§ **Aim of the exercise**:
From the listing below, pull out the lines that hold "Динамика".
★ ★ ★ ★ ★ ★ ★
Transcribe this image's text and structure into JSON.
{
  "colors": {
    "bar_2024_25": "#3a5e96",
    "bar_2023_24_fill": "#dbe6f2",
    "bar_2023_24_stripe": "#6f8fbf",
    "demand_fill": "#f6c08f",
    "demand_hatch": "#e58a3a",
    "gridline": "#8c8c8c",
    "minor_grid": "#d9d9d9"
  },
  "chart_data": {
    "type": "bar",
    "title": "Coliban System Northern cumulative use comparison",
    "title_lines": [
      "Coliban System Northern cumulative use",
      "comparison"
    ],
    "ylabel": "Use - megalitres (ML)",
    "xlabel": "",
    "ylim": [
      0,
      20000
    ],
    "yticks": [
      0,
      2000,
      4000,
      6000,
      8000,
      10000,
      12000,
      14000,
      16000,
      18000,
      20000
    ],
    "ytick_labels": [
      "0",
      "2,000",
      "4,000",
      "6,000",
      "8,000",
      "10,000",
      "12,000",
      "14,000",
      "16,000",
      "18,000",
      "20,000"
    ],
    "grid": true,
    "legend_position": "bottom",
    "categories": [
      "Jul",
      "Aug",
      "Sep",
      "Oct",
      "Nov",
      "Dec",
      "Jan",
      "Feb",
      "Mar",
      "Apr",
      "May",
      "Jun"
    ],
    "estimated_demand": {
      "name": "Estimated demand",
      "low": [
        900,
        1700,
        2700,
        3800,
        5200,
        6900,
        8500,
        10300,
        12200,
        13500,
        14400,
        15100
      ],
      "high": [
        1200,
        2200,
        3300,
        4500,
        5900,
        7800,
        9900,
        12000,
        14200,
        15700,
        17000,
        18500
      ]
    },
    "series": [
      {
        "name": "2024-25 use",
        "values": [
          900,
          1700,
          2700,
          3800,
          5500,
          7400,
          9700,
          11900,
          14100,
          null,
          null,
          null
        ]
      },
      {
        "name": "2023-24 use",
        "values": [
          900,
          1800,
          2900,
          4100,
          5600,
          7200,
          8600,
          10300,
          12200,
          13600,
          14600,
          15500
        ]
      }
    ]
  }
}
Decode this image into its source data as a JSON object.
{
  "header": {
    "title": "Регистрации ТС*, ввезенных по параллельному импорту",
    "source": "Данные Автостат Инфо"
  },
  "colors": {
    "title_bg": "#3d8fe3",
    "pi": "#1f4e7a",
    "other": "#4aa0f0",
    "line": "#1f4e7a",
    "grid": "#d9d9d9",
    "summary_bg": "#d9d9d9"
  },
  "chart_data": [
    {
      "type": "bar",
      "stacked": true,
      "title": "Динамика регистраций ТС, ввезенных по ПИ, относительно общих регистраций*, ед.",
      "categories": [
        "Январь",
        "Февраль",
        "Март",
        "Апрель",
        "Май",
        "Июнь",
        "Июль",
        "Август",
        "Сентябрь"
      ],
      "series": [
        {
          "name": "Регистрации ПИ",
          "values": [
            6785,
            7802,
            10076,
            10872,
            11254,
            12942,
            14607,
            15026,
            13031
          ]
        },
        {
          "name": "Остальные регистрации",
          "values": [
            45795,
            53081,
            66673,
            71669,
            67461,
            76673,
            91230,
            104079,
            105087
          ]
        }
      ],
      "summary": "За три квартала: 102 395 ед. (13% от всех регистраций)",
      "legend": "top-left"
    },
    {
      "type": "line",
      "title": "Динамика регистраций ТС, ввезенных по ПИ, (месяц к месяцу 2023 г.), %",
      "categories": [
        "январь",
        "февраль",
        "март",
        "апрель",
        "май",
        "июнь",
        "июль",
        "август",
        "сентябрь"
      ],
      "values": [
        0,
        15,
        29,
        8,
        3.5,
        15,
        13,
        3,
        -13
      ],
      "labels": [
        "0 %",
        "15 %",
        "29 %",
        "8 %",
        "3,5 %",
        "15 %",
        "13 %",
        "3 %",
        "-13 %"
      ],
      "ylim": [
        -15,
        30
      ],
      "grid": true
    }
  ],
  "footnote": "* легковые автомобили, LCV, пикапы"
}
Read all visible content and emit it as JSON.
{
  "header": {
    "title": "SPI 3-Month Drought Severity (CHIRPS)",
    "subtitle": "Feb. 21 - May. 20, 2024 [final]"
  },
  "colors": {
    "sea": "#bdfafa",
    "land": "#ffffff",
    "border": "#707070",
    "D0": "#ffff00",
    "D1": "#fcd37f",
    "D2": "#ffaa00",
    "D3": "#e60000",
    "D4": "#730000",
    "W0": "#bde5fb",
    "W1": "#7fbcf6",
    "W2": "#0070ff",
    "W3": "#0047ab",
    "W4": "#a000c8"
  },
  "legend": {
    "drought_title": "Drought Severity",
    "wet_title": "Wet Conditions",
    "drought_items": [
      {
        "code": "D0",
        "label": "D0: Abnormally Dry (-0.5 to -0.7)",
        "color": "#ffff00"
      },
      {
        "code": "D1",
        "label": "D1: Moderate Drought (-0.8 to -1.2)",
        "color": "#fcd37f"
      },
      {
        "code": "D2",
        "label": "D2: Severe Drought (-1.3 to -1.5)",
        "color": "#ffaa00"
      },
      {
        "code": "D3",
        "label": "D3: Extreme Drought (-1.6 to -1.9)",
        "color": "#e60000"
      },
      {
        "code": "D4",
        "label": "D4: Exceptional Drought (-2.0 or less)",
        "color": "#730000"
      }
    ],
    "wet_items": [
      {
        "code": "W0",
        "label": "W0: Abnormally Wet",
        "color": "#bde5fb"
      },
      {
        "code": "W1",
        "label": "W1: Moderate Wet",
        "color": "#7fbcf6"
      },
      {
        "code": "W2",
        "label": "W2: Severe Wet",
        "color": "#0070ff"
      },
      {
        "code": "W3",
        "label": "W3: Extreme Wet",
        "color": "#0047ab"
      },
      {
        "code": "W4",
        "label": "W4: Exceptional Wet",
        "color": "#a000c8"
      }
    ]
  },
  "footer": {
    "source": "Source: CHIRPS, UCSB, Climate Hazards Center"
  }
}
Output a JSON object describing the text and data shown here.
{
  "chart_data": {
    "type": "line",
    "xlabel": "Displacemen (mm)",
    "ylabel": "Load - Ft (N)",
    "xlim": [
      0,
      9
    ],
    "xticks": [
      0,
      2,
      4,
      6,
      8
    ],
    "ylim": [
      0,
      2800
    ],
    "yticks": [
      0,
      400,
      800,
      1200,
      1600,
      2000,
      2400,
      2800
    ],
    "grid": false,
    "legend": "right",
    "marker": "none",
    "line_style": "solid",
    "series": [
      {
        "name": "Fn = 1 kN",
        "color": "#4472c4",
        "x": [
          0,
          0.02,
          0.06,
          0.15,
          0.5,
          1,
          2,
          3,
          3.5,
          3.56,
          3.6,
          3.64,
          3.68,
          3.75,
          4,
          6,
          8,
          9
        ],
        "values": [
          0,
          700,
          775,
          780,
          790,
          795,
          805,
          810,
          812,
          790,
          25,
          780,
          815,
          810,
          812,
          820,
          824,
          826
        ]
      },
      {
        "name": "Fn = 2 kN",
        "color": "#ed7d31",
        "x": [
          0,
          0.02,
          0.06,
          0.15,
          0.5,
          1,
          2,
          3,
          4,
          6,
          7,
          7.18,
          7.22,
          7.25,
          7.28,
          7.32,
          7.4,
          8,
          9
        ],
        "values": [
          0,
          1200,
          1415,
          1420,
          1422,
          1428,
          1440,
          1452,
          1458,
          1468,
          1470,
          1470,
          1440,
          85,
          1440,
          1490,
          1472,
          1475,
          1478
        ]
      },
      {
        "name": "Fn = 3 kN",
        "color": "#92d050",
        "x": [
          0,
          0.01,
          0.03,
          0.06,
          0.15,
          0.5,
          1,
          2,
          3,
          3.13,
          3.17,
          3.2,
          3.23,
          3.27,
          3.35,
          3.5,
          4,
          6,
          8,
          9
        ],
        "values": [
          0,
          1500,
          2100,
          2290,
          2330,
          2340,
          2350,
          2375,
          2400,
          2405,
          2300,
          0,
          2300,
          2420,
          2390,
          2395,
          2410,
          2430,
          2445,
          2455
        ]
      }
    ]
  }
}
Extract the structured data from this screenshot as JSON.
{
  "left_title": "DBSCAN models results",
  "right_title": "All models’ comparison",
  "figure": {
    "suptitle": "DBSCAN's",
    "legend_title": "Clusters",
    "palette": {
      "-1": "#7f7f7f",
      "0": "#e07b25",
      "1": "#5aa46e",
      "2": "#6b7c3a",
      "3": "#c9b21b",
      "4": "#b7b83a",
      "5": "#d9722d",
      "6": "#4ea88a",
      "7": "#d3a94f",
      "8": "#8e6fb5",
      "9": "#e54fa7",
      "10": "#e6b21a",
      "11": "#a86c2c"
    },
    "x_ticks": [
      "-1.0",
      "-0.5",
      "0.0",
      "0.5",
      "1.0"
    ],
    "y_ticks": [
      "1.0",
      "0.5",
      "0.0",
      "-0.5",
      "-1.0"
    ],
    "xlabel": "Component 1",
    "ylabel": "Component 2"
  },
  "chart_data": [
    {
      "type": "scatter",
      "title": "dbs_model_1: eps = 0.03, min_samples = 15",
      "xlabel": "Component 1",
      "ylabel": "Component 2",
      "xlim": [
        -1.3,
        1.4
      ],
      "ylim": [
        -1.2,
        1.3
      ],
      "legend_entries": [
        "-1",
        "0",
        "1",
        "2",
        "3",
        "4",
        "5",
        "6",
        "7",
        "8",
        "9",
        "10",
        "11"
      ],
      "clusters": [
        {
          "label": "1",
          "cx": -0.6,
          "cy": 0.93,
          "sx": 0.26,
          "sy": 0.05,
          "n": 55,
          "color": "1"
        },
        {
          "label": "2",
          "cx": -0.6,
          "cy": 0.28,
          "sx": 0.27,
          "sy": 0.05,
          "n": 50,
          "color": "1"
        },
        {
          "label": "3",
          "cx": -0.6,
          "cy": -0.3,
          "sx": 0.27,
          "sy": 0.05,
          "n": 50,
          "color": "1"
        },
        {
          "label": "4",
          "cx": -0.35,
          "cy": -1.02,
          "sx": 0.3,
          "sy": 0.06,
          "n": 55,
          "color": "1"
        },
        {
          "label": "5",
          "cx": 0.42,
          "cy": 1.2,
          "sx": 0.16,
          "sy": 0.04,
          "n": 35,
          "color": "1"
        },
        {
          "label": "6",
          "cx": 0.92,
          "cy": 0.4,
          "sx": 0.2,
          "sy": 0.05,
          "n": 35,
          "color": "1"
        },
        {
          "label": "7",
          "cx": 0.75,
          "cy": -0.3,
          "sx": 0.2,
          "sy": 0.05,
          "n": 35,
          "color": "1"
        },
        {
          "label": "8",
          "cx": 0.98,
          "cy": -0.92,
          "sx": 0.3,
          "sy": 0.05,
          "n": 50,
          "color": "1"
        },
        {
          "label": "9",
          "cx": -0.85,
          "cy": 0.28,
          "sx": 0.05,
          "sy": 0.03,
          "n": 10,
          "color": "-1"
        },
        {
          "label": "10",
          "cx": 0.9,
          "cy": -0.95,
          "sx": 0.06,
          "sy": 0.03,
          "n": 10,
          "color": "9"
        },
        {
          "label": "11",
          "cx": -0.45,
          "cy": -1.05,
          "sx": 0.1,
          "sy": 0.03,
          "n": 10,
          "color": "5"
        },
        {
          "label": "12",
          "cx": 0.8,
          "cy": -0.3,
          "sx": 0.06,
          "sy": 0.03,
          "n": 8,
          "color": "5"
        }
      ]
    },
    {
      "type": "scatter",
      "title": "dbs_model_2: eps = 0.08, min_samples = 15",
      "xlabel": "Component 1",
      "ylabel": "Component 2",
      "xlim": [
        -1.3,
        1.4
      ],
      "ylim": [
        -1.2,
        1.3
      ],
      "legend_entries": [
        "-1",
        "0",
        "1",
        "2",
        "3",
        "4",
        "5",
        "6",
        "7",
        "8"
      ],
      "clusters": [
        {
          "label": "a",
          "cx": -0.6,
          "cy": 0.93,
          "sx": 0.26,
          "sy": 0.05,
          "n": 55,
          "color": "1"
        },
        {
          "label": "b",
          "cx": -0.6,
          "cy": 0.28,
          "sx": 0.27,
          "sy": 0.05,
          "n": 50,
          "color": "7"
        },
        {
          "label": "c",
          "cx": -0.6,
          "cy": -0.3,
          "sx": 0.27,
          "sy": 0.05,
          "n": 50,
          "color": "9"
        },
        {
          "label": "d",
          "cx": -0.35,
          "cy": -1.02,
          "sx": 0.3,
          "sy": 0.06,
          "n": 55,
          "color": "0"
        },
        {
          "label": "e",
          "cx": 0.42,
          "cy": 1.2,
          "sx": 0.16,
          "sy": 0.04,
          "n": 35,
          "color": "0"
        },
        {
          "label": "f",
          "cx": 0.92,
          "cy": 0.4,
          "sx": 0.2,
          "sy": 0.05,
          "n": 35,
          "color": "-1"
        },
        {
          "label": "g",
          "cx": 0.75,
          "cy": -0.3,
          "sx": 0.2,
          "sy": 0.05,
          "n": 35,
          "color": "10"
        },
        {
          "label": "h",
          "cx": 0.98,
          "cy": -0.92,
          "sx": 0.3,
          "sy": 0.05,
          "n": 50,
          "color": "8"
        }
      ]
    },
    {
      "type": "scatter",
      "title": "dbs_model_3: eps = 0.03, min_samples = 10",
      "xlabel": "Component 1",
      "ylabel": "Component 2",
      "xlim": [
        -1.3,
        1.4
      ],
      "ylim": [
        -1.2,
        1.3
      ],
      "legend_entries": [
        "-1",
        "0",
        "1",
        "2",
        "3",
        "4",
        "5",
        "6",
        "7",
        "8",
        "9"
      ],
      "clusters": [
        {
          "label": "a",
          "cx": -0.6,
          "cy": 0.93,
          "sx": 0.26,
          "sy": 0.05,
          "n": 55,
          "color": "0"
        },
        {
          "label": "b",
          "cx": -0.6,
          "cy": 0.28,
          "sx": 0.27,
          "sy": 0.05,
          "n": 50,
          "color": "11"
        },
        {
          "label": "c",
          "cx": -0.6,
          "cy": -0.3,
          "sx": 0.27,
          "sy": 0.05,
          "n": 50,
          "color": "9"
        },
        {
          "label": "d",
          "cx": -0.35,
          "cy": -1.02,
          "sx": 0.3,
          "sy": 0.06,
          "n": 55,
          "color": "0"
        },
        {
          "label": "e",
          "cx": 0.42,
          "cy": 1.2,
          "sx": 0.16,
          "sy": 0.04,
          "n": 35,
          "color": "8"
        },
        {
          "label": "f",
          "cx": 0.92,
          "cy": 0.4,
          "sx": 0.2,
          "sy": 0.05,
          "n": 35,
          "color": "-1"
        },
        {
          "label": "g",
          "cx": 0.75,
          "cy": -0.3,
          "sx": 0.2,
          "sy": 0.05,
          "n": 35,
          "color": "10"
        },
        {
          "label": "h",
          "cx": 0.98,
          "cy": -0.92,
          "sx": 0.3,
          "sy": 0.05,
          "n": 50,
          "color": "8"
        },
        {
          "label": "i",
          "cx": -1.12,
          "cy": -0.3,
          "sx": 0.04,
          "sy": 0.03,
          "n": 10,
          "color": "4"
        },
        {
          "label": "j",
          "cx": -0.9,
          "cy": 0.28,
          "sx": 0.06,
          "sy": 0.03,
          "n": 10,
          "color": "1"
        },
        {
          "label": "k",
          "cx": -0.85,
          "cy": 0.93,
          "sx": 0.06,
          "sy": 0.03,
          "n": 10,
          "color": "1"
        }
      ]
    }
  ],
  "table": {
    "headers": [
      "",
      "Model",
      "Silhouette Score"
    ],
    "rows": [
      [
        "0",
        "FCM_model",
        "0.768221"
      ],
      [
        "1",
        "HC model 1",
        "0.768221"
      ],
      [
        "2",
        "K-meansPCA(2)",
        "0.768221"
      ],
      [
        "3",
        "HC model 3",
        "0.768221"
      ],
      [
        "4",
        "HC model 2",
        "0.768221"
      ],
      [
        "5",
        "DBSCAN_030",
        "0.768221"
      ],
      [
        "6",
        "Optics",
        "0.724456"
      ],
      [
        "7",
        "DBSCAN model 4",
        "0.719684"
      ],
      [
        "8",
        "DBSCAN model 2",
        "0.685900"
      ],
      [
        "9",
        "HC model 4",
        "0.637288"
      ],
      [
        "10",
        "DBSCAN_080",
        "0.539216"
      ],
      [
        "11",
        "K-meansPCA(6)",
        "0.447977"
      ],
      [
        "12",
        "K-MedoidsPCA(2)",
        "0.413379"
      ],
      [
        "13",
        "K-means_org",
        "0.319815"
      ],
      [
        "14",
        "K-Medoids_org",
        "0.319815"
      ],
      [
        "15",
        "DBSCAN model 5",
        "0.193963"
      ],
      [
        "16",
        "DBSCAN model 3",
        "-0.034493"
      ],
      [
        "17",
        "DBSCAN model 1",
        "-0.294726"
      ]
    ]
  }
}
★ ★ ★ ★ ★ ★ ★
§ **Response to this exercise**:
      "title": "Динамика регистраций ТС, ввезенных по ПИ, относительно общих регистраций*, ед.",
      "title": "Динамика регистраций ТС, ввезенных по ПИ, (месяц к месяцу 2023 г.), %",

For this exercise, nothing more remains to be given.